(Recorded data)
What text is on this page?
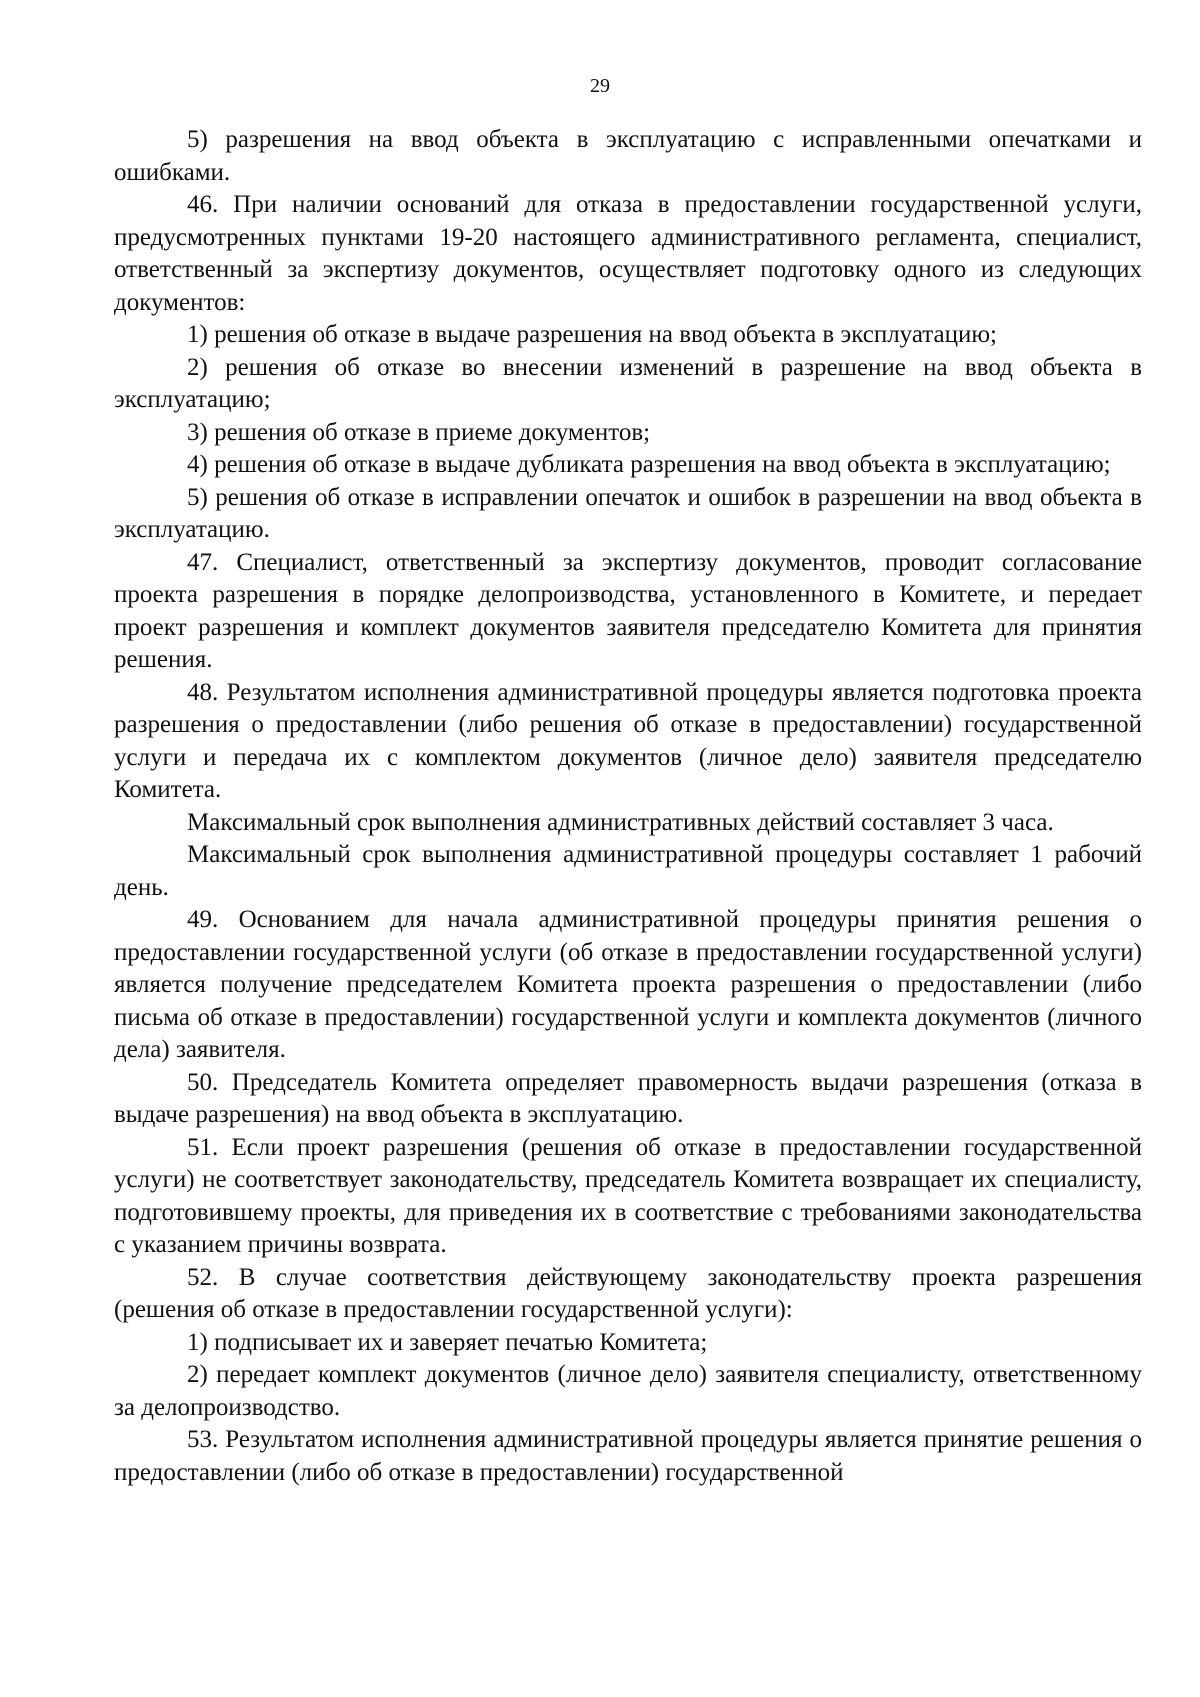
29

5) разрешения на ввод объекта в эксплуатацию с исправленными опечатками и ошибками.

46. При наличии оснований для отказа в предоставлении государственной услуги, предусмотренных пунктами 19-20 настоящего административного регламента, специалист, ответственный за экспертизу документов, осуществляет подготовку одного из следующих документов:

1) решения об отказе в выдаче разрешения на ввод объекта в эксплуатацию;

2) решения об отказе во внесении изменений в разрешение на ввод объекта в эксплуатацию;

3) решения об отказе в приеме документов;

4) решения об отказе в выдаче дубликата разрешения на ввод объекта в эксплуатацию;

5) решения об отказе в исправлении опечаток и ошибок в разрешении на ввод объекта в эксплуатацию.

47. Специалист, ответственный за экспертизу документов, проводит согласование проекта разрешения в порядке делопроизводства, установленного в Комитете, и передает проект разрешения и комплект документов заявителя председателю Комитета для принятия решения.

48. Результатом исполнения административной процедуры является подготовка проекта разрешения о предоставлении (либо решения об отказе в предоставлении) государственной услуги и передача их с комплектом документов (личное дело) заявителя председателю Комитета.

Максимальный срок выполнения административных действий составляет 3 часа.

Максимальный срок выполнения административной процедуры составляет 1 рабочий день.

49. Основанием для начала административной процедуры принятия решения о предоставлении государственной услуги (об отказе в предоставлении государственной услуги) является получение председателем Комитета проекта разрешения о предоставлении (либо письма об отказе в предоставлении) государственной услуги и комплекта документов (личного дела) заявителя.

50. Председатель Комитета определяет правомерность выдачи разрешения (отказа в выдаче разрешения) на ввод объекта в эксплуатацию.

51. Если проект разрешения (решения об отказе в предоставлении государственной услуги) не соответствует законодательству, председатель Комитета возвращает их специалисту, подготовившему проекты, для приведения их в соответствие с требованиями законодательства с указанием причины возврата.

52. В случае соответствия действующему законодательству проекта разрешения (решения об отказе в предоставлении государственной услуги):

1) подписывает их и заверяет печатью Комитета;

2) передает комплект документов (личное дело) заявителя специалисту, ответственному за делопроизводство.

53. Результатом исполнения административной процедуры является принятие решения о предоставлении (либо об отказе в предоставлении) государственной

▸ What to work on: Find the lines above that contain the word "специалисту" and collect them.

▸ Right answer:
51. Если проект разрешения (решения об отказе в предоставлении государственной услуги) не соответствует законодательству, председатель Комитета возвращает их специалисту, подготовившему проекты, для приведения их в соответствие с требованиями законодательства с указанием причины возврата.
2) передает комплект документов (личное дело) заявителя специалисту, ответственному за делопроизводство.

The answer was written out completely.